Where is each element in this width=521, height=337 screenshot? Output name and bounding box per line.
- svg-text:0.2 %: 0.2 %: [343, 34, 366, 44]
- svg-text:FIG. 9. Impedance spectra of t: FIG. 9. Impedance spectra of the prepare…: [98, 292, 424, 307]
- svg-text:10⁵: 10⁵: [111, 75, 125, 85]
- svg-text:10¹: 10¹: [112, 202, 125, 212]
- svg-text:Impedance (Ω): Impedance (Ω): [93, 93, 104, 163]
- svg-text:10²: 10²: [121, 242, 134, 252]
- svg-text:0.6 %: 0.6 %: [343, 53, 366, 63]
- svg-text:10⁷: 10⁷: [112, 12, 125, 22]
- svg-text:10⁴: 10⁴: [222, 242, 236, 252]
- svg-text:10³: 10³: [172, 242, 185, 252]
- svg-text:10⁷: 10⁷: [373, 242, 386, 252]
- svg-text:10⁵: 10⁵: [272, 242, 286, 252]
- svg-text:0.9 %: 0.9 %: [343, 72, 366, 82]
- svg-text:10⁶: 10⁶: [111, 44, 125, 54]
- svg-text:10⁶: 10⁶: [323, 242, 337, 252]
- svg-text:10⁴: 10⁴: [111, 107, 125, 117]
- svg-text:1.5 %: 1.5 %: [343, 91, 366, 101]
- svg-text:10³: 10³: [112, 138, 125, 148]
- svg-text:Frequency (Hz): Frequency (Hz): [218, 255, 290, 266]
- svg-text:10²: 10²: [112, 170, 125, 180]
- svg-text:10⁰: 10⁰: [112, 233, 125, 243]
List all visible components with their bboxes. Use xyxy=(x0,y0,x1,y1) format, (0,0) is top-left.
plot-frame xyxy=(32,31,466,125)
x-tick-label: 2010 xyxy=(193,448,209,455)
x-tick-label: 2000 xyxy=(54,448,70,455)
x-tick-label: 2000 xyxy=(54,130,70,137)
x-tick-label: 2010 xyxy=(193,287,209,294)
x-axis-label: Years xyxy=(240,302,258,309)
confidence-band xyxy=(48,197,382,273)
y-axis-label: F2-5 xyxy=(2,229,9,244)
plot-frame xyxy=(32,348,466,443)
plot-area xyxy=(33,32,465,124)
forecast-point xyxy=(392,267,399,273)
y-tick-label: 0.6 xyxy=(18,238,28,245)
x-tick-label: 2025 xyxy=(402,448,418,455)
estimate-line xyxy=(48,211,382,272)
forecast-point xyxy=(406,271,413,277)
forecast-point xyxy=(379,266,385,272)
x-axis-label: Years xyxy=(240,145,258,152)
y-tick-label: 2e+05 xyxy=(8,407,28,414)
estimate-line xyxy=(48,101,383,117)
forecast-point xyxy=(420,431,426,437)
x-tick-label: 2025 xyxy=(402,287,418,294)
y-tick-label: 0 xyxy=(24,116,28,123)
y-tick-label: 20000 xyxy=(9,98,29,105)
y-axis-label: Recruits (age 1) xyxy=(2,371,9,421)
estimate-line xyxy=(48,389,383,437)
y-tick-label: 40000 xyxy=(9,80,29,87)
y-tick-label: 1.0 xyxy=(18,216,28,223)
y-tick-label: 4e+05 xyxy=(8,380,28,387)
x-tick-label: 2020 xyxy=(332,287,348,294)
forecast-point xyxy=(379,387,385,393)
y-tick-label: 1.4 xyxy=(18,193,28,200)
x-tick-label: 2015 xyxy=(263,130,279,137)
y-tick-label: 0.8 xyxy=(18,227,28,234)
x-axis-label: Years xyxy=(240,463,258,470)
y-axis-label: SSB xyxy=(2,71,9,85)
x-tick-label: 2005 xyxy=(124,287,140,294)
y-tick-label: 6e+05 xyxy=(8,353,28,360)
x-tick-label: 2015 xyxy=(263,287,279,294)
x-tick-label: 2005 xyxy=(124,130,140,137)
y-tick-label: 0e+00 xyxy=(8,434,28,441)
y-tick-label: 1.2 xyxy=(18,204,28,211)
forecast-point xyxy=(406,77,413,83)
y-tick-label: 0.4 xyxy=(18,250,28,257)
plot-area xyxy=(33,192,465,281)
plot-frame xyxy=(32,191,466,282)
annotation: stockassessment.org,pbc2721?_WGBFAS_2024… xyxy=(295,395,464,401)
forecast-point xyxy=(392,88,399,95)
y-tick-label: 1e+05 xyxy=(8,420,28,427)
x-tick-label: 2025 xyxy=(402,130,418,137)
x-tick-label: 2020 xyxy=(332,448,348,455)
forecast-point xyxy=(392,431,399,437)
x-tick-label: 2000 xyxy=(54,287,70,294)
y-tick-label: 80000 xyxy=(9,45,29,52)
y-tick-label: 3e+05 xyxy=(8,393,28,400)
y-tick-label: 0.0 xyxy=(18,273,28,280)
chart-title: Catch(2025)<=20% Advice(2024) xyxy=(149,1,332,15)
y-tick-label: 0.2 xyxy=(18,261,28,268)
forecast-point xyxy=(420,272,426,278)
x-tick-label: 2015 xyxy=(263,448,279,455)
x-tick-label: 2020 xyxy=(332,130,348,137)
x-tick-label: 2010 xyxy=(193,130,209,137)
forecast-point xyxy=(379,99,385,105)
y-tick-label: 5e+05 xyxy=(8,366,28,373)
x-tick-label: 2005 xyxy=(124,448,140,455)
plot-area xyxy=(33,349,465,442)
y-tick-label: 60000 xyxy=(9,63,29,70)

» GIVEN TASK
Reproduce all of the data above word for word, keeping every line in its original order.

» RESULT
Where is each element in this width=521, height=337 screenshot? Output name and bounding box per line.
- svg-text:0.2 %: 0.2 %: [343, 34, 366, 44]
- svg-text:FIG. 9. Impedance spectra of t: FIG. 9. Impedance spectra of the prepare…: [98, 292, 424, 307]
- svg-text:10⁵: 10⁵: [111, 75, 125, 85]
- svg-text:10¹: 10¹: [112, 202, 125, 212]
- svg-text:Impedance (Ω): Impedance (Ω): [93, 93, 104, 163]
- svg-text:10²: 10²: [121, 242, 134, 252]
- svg-text:0.6 %: 0.6 %: [343, 53, 366, 63]
- svg-text:10⁷: 10⁷: [112, 12, 125, 22]
- svg-text:10⁴: 10⁴: [222, 242, 236, 252]
- svg-text:10³: 10³: [172, 242, 185, 252]
- svg-text:10⁷: 10⁷: [373, 242, 386, 252]
- svg-text:10⁵: 10⁵: [272, 242, 286, 252]
- svg-text:0.9 %: 0.9 %: [343, 72, 366, 82]
- svg-text:10⁶: 10⁶: [111, 44, 125, 54]
- svg-text:10⁶: 10⁶: [323, 242, 337, 252]
- svg-text:10⁴: 10⁴: [111, 107, 125, 117]
- svg-text:1.5 %: 1.5 %: [343, 91, 366, 101]
- svg-text:10³: 10³: [112, 138, 125, 148]
- svg-text:Frequency (Hz): Frequency (Hz): [218, 255, 290, 266]
- svg-text:10²: 10²: [112, 170, 125, 180]
- svg-text:10⁰: 10⁰: [112, 233, 125, 243]
List all visible components with their bboxes. Use xyxy=(x0,y0,x1,y1) format, (0,0) is top-left.
plot-frame xyxy=(32,31,466,125)
x-tick-label: 2010 xyxy=(193,448,209,455)
x-tick-label: 2000 xyxy=(54,448,70,455)
x-tick-label: 2000 xyxy=(54,130,70,137)
x-tick-label: 2010 xyxy=(193,287,209,294)
x-axis-label: Years xyxy=(240,302,258,309)
confidence-band xyxy=(48,197,382,273)
y-axis-label: F2-5 xyxy=(2,229,9,244)
plot-frame xyxy=(32,348,466,443)
plot-area xyxy=(33,32,465,124)
forecast-point xyxy=(392,267,399,273)
y-tick-label: 0.6 xyxy=(18,238,28,245)
x-tick-label: 2025 xyxy=(402,448,418,455)
estimate-line xyxy=(48,211,382,272)
forecast-point xyxy=(406,271,413,277)
forecast-point xyxy=(379,266,385,272)
x-axis-label: Years xyxy=(240,145,258,152)
y-tick-label: 2e+05 xyxy=(8,407,28,414)
estimate-line xyxy=(48,101,383,117)
forecast-point xyxy=(420,431,426,437)
x-tick-label: 2025 xyxy=(402,287,418,294)
y-tick-label: 0 xyxy=(24,116,28,123)
y-tick-label: 20000 xyxy=(9,98,29,105)
y-axis-label: Recruits (age 1) xyxy=(2,371,9,421)
estimate-line xyxy=(48,389,383,437)
y-tick-label: 40000 xyxy=(9,80,29,87)
y-tick-label: 1.0 xyxy=(18,216,28,223)
y-tick-label: 4e+05 xyxy=(8,380,28,387)
x-tick-label: 2020 xyxy=(332,287,348,294)
forecast-point xyxy=(379,387,385,393)
y-tick-label: 1.4 xyxy=(18,193,28,200)
x-tick-label: 2015 xyxy=(263,130,279,137)
y-tick-label: 0.8 xyxy=(18,227,28,234)
x-axis-label: Years xyxy=(240,463,258,470)
y-axis-label: SSB xyxy=(2,71,9,85)
x-tick-label: 2005 xyxy=(124,287,140,294)
y-tick-label: 6e+05 xyxy=(8,353,28,360)
x-tick-label: 2015 xyxy=(263,287,279,294)
x-tick-label: 2005 xyxy=(124,130,140,137)
y-tick-label: 0e+00 xyxy=(8,434,28,441)
y-tick-label: 1.2 xyxy=(18,204,28,211)
forecast-point xyxy=(406,77,413,83)
y-tick-label: 0.4 xyxy=(18,250,28,257)
plot-area xyxy=(33,192,465,281)
plot-frame xyxy=(32,191,466,282)
annotation: stockassessment.org,pbc2721?_WGBFAS_2024… xyxy=(295,395,464,401)
forecast-point xyxy=(392,88,399,95)
y-tick-label: 1e+05 xyxy=(8,420,28,427)
x-tick-label: 2025 xyxy=(402,130,418,137)
x-tick-label: 2020 xyxy=(332,448,348,455)
forecast-point xyxy=(392,431,399,437)
x-tick-label: 2000 xyxy=(54,287,70,294)
y-tick-label: 80000 xyxy=(9,45,29,52)
y-tick-label: 3e+05 xyxy=(8,393,28,400)
y-tick-label: 0.0 xyxy=(18,273,28,280)
chart-title: Catch(2025)<=20% Advice(2024) xyxy=(149,1,332,15)
y-tick-label: 0.2 xyxy=(18,261,28,268)
forecast-point xyxy=(420,272,426,278)
x-tick-label: 2015 xyxy=(263,448,279,455)
x-tick-label: 2020 xyxy=(332,130,348,137)
x-tick-label: 2010 xyxy=(193,130,209,137)
forecast-point xyxy=(379,99,385,105)
y-tick-label: 5e+05 xyxy=(8,366,28,373)
x-tick-label: 2005 xyxy=(124,448,140,455)
plot-area xyxy=(33,349,465,442)
y-tick-label: 60000 xyxy=(9,63,29,70)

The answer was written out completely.